Provided records -
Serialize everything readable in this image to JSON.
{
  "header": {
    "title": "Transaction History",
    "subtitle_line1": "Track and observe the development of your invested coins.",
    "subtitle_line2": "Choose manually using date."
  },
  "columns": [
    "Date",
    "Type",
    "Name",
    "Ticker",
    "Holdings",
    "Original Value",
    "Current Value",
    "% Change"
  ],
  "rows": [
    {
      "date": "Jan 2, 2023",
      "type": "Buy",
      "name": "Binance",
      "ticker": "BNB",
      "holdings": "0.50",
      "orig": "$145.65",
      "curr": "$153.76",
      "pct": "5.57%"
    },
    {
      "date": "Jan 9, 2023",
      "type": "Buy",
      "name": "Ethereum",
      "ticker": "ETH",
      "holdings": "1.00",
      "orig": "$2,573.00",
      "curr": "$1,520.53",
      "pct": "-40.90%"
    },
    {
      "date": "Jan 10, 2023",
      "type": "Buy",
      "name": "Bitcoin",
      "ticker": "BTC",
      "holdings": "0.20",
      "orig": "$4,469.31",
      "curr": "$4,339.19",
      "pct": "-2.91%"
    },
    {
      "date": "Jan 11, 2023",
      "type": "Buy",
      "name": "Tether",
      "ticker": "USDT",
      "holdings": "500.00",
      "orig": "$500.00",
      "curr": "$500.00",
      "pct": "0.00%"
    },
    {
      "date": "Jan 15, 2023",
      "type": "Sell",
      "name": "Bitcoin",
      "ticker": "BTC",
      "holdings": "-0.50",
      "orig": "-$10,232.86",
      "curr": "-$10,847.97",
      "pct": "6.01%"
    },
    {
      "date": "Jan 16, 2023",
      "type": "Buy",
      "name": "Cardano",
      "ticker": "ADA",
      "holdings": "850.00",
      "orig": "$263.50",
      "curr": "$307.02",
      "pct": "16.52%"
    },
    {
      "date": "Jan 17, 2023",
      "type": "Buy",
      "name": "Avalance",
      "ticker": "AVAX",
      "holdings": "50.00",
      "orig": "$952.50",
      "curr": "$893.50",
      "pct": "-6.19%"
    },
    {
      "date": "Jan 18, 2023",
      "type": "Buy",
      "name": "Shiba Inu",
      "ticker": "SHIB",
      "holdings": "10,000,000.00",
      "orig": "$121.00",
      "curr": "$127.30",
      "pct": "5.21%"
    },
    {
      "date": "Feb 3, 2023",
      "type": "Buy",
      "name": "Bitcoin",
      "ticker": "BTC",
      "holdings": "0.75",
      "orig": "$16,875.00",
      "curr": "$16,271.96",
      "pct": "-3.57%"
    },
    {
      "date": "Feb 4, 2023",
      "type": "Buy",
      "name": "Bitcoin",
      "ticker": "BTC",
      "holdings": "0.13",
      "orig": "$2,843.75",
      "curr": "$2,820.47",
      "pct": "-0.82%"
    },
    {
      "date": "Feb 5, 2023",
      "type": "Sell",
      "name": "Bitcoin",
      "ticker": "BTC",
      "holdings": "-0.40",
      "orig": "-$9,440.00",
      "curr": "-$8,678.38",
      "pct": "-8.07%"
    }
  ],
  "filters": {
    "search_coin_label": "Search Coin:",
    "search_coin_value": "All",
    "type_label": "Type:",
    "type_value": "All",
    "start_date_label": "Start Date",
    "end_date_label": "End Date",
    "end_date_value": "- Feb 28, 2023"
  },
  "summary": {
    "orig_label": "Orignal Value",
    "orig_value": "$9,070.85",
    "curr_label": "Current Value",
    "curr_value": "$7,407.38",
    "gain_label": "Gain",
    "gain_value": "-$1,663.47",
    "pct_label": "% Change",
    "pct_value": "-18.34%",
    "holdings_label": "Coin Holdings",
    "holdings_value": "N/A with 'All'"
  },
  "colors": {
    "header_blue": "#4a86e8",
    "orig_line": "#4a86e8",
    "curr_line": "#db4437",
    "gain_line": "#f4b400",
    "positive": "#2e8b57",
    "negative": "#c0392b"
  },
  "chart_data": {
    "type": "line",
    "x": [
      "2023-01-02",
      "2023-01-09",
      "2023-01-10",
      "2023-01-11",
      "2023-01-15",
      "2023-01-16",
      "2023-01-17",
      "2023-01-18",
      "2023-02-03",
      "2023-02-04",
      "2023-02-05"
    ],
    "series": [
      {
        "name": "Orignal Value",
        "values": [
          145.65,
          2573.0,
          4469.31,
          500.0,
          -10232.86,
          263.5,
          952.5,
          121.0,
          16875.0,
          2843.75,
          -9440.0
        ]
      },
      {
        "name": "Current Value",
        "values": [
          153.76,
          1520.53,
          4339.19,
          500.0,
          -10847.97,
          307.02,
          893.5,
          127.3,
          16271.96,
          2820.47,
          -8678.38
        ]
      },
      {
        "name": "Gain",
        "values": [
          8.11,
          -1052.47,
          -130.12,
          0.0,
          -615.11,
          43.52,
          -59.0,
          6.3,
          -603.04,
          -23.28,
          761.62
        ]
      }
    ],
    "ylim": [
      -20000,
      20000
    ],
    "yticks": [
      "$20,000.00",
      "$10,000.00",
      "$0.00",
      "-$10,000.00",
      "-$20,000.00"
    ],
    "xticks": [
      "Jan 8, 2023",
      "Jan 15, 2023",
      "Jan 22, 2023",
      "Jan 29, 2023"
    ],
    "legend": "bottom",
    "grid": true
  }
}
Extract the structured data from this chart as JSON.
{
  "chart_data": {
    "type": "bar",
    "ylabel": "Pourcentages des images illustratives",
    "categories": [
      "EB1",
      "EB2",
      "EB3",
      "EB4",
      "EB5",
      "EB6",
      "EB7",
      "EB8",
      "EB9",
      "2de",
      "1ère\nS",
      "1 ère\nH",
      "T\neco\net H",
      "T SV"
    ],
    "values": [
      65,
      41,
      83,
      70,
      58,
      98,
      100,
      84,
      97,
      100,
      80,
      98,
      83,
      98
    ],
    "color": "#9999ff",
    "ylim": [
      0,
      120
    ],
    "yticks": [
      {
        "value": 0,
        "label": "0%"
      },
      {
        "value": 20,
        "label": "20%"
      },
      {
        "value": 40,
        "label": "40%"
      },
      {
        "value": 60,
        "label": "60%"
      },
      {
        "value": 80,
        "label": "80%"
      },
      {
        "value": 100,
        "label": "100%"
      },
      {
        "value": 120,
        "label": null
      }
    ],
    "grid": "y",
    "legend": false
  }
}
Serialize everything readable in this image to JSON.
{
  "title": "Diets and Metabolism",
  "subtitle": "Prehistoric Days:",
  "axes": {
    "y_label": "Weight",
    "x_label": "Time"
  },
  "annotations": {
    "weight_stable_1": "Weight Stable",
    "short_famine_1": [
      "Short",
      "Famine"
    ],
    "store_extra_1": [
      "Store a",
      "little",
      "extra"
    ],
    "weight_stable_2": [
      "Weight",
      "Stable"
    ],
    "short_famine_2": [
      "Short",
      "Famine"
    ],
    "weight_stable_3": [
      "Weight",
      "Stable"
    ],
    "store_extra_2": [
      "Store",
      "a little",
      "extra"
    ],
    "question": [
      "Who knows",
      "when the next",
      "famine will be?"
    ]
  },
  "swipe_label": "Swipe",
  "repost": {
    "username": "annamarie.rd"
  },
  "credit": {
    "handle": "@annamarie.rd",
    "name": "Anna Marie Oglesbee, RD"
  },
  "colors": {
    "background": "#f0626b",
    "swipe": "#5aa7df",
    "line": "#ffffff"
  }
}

Stated goal -
Restate every line of the data word for word.

Written solution -
Serialize everything readable in this image to JSON.
{
  "header": {
    "title": "Transaction History",
    "subtitle_line1": "Track and observe the development of your invested coins.",
    "subtitle_line2": "Choose manually using date."
  },
  "columns": [
    "Date",
    "Type",
    "Name",
    "Ticker",
    "Holdings",
    "Original Value",
    "Current Value",
    "% Change"
  ],
  "rows": [
    {
      "date": "Jan 2, 2023",
      "type": "Buy",
      "name": "Binance",
      "ticker": "BNB",
      "holdings": "0.50",
      "orig": "$145.65",
      "curr": "$153.76",
      "pct": "5.57%"
    },
    {
      "date": "Jan 9, 2023",
      "type": "Buy",
      "name": "Ethereum",
      "ticker": "ETH",
      "holdings": "1.00",
      "orig": "$2,573.00",
      "curr": "$1,520.53",
      "pct": "-40.90%"
    },
    {
      "date": "Jan 10, 2023",
      "type": "Buy",
      "name": "Bitcoin",
      "ticker": "BTC",
      "holdings": "0.20",
      "orig": "$4,469.31",
      "curr": "$4,339.19",
      "pct": "-2.91%"
    },
    {
      "date": "Jan 11, 2023",
      "type": "Buy",
      "name": "Tether",
      "ticker": "USDT",
      "holdings": "500.00",
      "orig": "$500.00",
      "curr": "$500.00",
      "pct": "0.00%"
    },
    {
      "date": "Jan 15, 2023",
      "type": "Sell",
      "name": "Bitcoin",
      "ticker": "BTC",
      "holdings": "-0.50",
      "orig": "-$10,232.86",
      "curr": "-$10,847.97",
      "pct": "6.01%"
    },
    {
      "date": "Jan 16, 2023",
      "type": "Buy",
      "name": "Cardano",
      "ticker": "ADA",
      "holdings": "850.00",
      "orig": "$263.50",
      "curr": "$307.02",
      "pct": "16.52%"
    },
    {
      "date": "Jan 17, 2023",
      "type": "Buy",
      "name": "Avalance",
      "ticker": "AVAX",
      "holdings": "50.00",
      "orig": "$952.50",
      "curr": "$893.50",
      "pct": "-6.19%"
    },
    {
      "date": "Jan 18, 2023",
      "type": "Buy",
      "name": "Shiba Inu",
      "ticker": "SHIB",
      "holdings": "10,000,000.00",
      "orig": "$121.00",
      "curr": "$127.30",
      "pct": "5.21%"
    },
    {
      "date": "Feb 3, 2023",
      "type": "Buy",
      "name": "Bitcoin",
      "ticker": "BTC",
      "holdings": "0.75",
      "orig": "$16,875.00",
      "curr": "$16,271.96",
      "pct": "-3.57%"
    },
    {
      "date": "Feb 4, 2023",
      "type": "Buy",
      "name": "Bitcoin",
      "ticker": "BTC",
      "holdings": "0.13",
      "orig": "$2,843.75",
      "curr": "$2,820.47",
      "pct": "-0.82%"
    },
    {
      "date": "Feb 5, 2023",
      "type": "Sell",
      "name": "Bitcoin",
      "ticker": "BTC",
      "holdings": "-0.40",
      "orig": "-$9,440.00",
      "curr": "-$8,678.38",
      "pct": "-8.07%"
    }
  ],
  "filters": {
    "search_coin_label": "Search Coin:",
    "search_coin_value": "All",
    "type_label": "Type:",
    "type_value": "All",
    "start_date_label": "Start Date",
    "end_date_label": "End Date",
    "end_date_value": "- Feb 28, 2023"
  },
  "summary": {
    "orig_label": "Orignal Value",
    "orig_value": "$9,070.85",
    "curr_label": "Current Value",
    "curr_value": "$7,407.38",
    "gain_label": "Gain",
    "gain_value": "-$1,663.47",
    "pct_label": "% Change",
    "pct_value": "-18.34%",
    "holdings_label": "Coin Holdings",
    "holdings_value": "N/A with 'All'"
  },
  "colors": {
    "header_blue": "#4a86e8",
    "orig_line": "#4a86e8",
    "curr_line": "#db4437",
    "gain_line": "#f4b400",
    "positive": "#2e8b57",
    "negative": "#c0392b"
  },
  "chart_data": {
    "type": "line",
    "x": [
      "2023-01-02",
      "2023-01-09",
      "2023-01-10",
      "2023-01-11",
      "2023-01-15",
      "2023-01-16",
      "2023-01-17",
      "2023-01-18",
      "2023-02-03",
      "2023-02-04",
      "2023-02-05"
    ],
    "series": [
      {
        "name": "Orignal Value",
        "values": [
          145.65,
          2573.0,
          4469.31,
          500.0,
          -10232.86,
          263.5,
          952.5,
          121.0,
          16875.0,
          2843.75,
          -9440.0
        ]
      },
      {
        "name": "Current Value",
        "values": [
          153.76,
          1520.53,
          4339.19,
          500.0,
          -10847.97,
          307.02,
          893.5,
          127.3,
          16271.96,
          2820.47,
          -8678.38
        ]
      },
      {
        "name": "Gain",
        "values": [
          8.11,
          -1052.47,
          -130.12,
          0.0,
          -615.11,
          43.52,
          -59.0,
          6.3,
          -603.04,
          -23.28,
          761.62
        ]
      }
    ],
    "ylim": [
      -20000,
      20000
    ],
    "yticks": [
      "$20,000.00",
      "$10,000.00",
      "$0.00",
      "-$10,000.00",
      "-$20,000.00"
    ],
    "xticks": [
      "Jan 8, 2023",
      "Jan 15, 2023",
      "Jan 22, 2023",
      "Jan 29, 2023"
    ],
    "legend": "bottom",
    "grid": true
  }
}
Extract the structured data from this chart as JSON.
{
  "chart_data": {
    "type": "bar",
    "ylabel": "Pourcentages des images illustratives",
    "categories": [
      "EB1",
      "EB2",
      "EB3",
      "EB4",
      "EB5",
      "EB6",
      "EB7",
      "EB8",
      "EB9",
      "2de",
      "1ère\nS",
      "1 ère\nH",
      "T\neco\net H",
      "T SV"
    ],
    "values": [
      65,
      41,
      83,
      70,
      58,
      98,
      100,
      84,
      97,
      100,
      80,
      98,
      83,
      98
    ],
    "color": "#9999ff",
    "ylim": [
      0,
      120
    ],
    "yticks": [
      {
        "value": 0,
        "label": "0%"
      },
      {
        "value": 20,
        "label": "20%"
      },
      {
        "value": 40,
        "label": "40%"
      },
      {
        "value": 60,
        "label": "60%"
      },
      {
        "value": 80,
        "label": "80%"
      },
      {
        "value": 100,
        "label": "100%"
      },
      {
        "value": 120,
        "label": null
      }
    ],
    "grid": "y",
    "legend": false
  }
}
Serialize everything readable in this image to JSON.
{
  "title": "Diets and Metabolism",
  "subtitle": "Prehistoric Days:",
  "axes": {
    "y_label": "Weight",
    "x_label": "Time"
  },
  "annotations": {
    "weight_stable_1": "Weight Stable",
    "short_famine_1": [
      "Short",
      "Famine"
    ],
    "store_extra_1": [
      "Store a",
      "little",
      "extra"
    ],
    "weight_stable_2": [
      "Weight",
      "Stable"
    ],
    "short_famine_2": [
      "Short",
      "Famine"
    ],
    "weight_stable_3": [
      "Weight",
      "Stable"
    ],
    "store_extra_2": [
      "Store",
      "a little",
      "extra"
    ],
    "question": [
      "Who knows",
      "when the next",
      "famine will be?"
    ]
  },
  "swipe_label": "Swipe",
  "repost": {
    "username": "annamarie.rd"
  },
  "credit": {
    "handle": "@annamarie.rd",
    "name": "Anna Marie Oglesbee, RD"
  },
  "colors": {
    "background": "#f0626b",
    "swipe": "#5aa7df",
    "line": "#ffffff"
  }
}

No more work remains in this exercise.